Data entries
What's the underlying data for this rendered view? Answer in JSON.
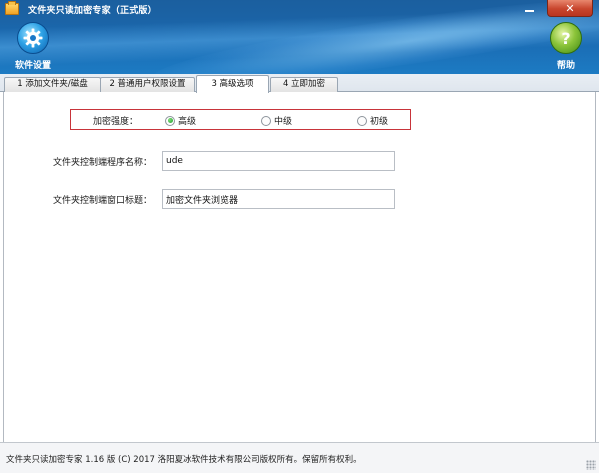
{
  "window": {
    "title": "文件夹只读加密专家（正式版）",
    "minimize_icon": "minimize-icon",
    "close_icon": "close-icon",
    "close_glyph": "✕"
  },
  "toolbar": {
    "settings_label": "软件设置",
    "settings_icon": "gear-icon",
    "help_label": "帮助",
    "help_icon": "help-icon",
    "help_glyph": "?"
  },
  "tabs": [
    {
      "label": "1 添加文件夹/磁盘",
      "active": false
    },
    {
      "label": "2 普通用户权限设置",
      "active": false
    },
    {
      "label": "3 高级选项",
      "active": true
    },
    {
      "label": "4 立即加密",
      "active": false
    }
  ],
  "advanced": {
    "strength_label": "加密强度：",
    "strength_options": [
      {
        "label": "高级",
        "selected": true
      },
      {
        "label": "中级",
        "selected": false
      },
      {
        "label": "初级",
        "selected": false
      }
    ],
    "program_name_label": "文件夹控制端程序名称：",
    "program_name_value": "ude",
    "window_title_label": "文件夹控制端窗口标题：",
    "window_title_value": "加密文件夹浏览器"
  },
  "status": {
    "text": "文件夹只读加密专家 1.16 版 (C) 2017 洛阳夏冰软件技术有限公司版权所有。保留所有权利。"
  },
  "colors": {
    "header_blue": "#1b62a4",
    "strength_box_border": "#c8343a",
    "close_red": "#c8452d"
  }
}
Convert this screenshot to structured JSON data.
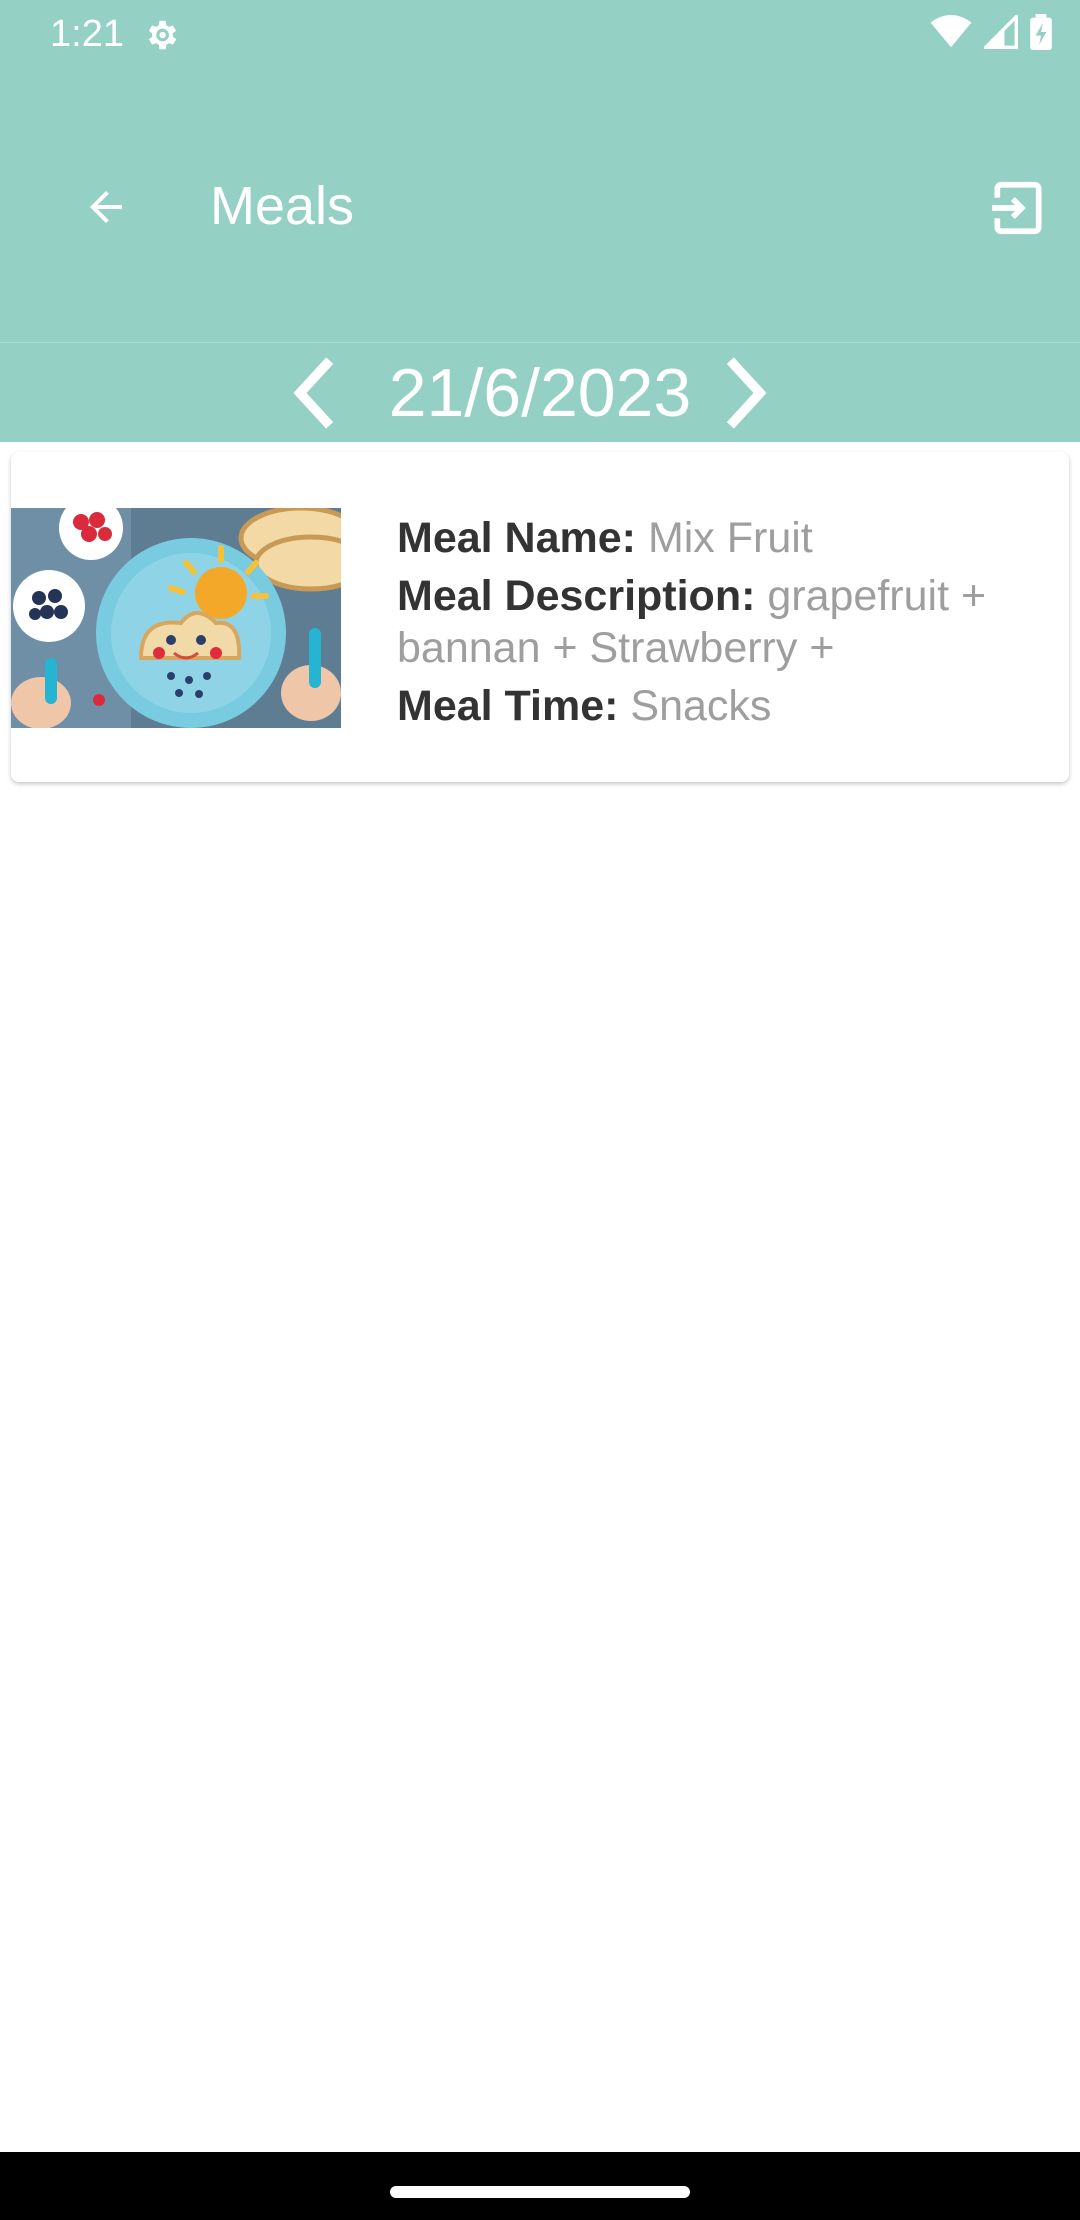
{
  "status_bar": {
    "time": "1:21",
    "icons": [
      "gear-icon",
      "wifi-icon",
      "cellular-icon",
      "battery-charging-icon"
    ]
  },
  "app_bar": {
    "title": "Meals",
    "back_icon": "back-arrow-icon",
    "exit_icon": "logout-icon"
  },
  "date_nav": {
    "date": "21/6/2023",
    "prev_icon": "chevron-left-icon",
    "next_icon": "chevron-right-icon"
  },
  "meals": [
    {
      "name_label": "Meal Name:",
      "name": "Mix Fruit",
      "description_label": "Meal Description:",
      "description": "grapefruit + bannan + Strawberry  +",
      "time_label": "Meal Time:",
      "time": "Snacks"
    }
  ],
  "colors": {
    "primary": "#94d0c4",
    "label": "#333333",
    "value": "#9e9e9e",
    "nav_bar": "#000000"
  }
}
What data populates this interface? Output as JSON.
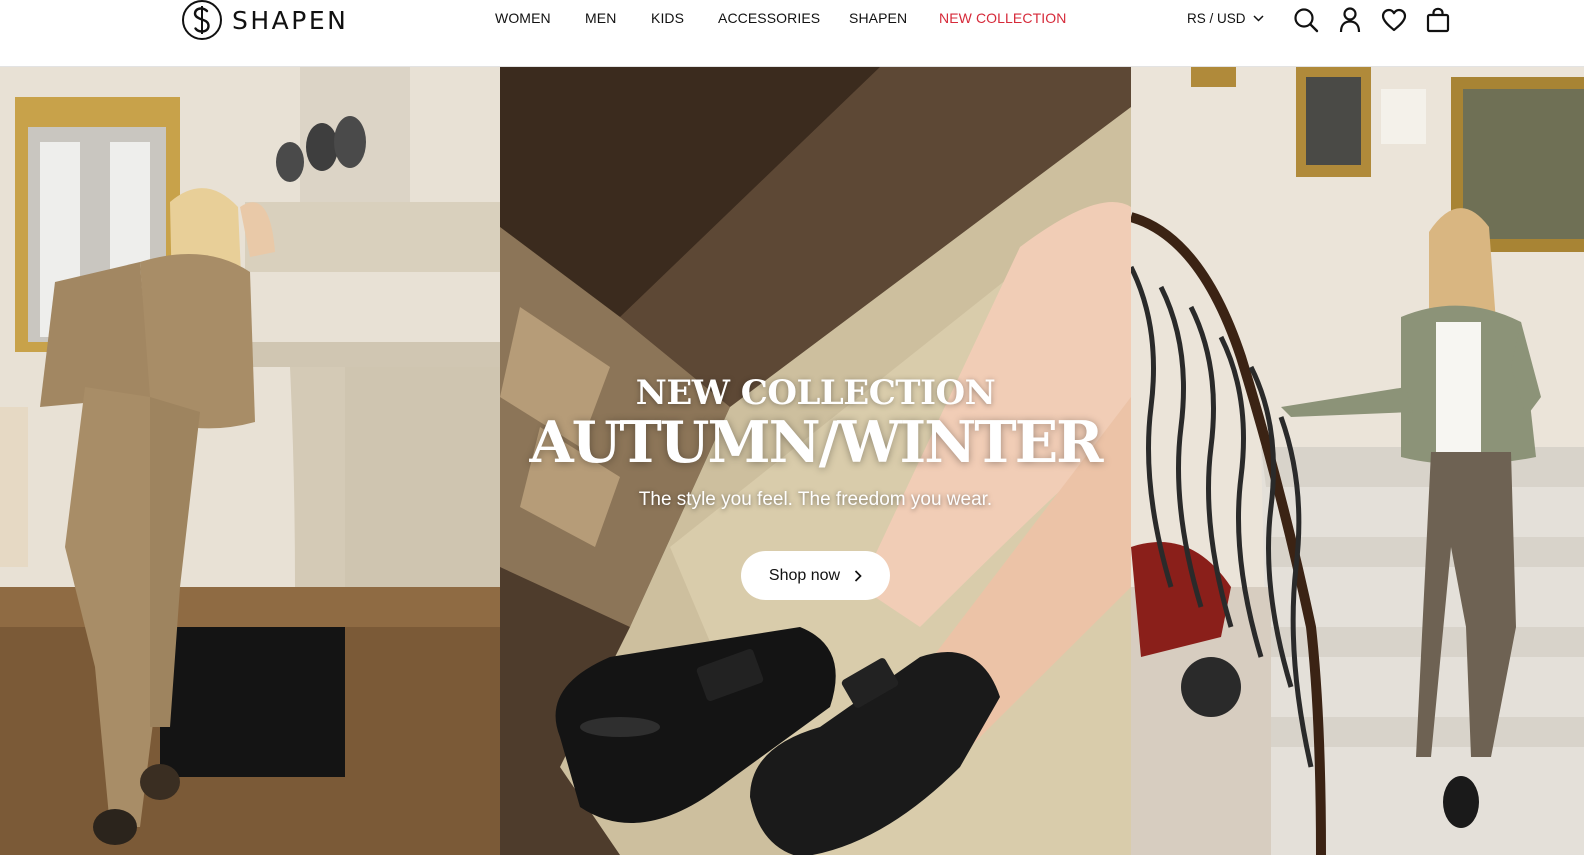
{
  "brand": {
    "name": "SHAPEN"
  },
  "nav": {
    "items": [
      {
        "label": "WOMEN"
      },
      {
        "label": "MEN"
      },
      {
        "label": "KIDS"
      },
      {
        "label": "ACCESSORIES"
      },
      {
        "label": "SHAPEN"
      },
      {
        "label": "NEW COLLECTION",
        "accent": true
      }
    ]
  },
  "header": {
    "currency_label": "RS / USD",
    "icons": [
      "search-icon",
      "account-icon",
      "wishlist-heart-icon",
      "shopping-bag-icon"
    ]
  },
  "hero": {
    "kicker": "NEW COLLECTION",
    "title": "AUTUMN/WINTER",
    "subtitle": "The style you feel. The freedom you wear.",
    "cta_label": "Shop now"
  },
  "colors": {
    "accent": "#d62a3a",
    "text": "#111111",
    "button_bg": "#ffffff"
  }
}
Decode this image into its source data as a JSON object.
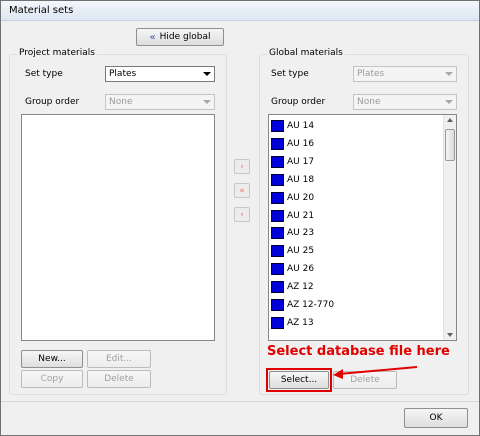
{
  "window": {
    "title": "Material sets"
  },
  "header": {
    "hide_global_label": "Hide global",
    "hide_global_icon": "double-chevron-left-icon"
  },
  "project": {
    "group_label": "Project materials",
    "set_type_label": "Set type",
    "set_type_value": "Plates",
    "group_order_label": "Group order",
    "group_order_value": "None",
    "buttons": {
      "new": "New...",
      "edit": "Edit...",
      "copy": "Copy",
      "delete": "Delete"
    }
  },
  "global": {
    "group_label": "Global materials",
    "set_type_label": "Set type",
    "set_type_value": "Plates",
    "group_order_label": "Group order",
    "group_order_value": "None",
    "items": [
      "AU 14",
      "AU 16",
      "AU 17",
      "AU 18",
      "AU 20",
      "AU 21",
      "AU 23",
      "AU 25",
      "AU 26",
      "AZ 12",
      "AZ 12-770",
      "AZ 13"
    ],
    "item_color": "#0000d8",
    "buttons": {
      "select": "Select...",
      "delete": "Delete"
    }
  },
  "transfer": {
    "copy_right": "›",
    "copy_all_right": "»",
    "copy_left": "‹"
  },
  "annotation": {
    "text": "Select database file here",
    "color": "#e00000"
  },
  "footer": {
    "ok_label": "OK"
  }
}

_Exercise description_
Using the data above, copy each line that contains "What".

_Output for this task_
What's the underlying data for this rendered view? Answer in JSON.
What data populates this interface? Output as JSON.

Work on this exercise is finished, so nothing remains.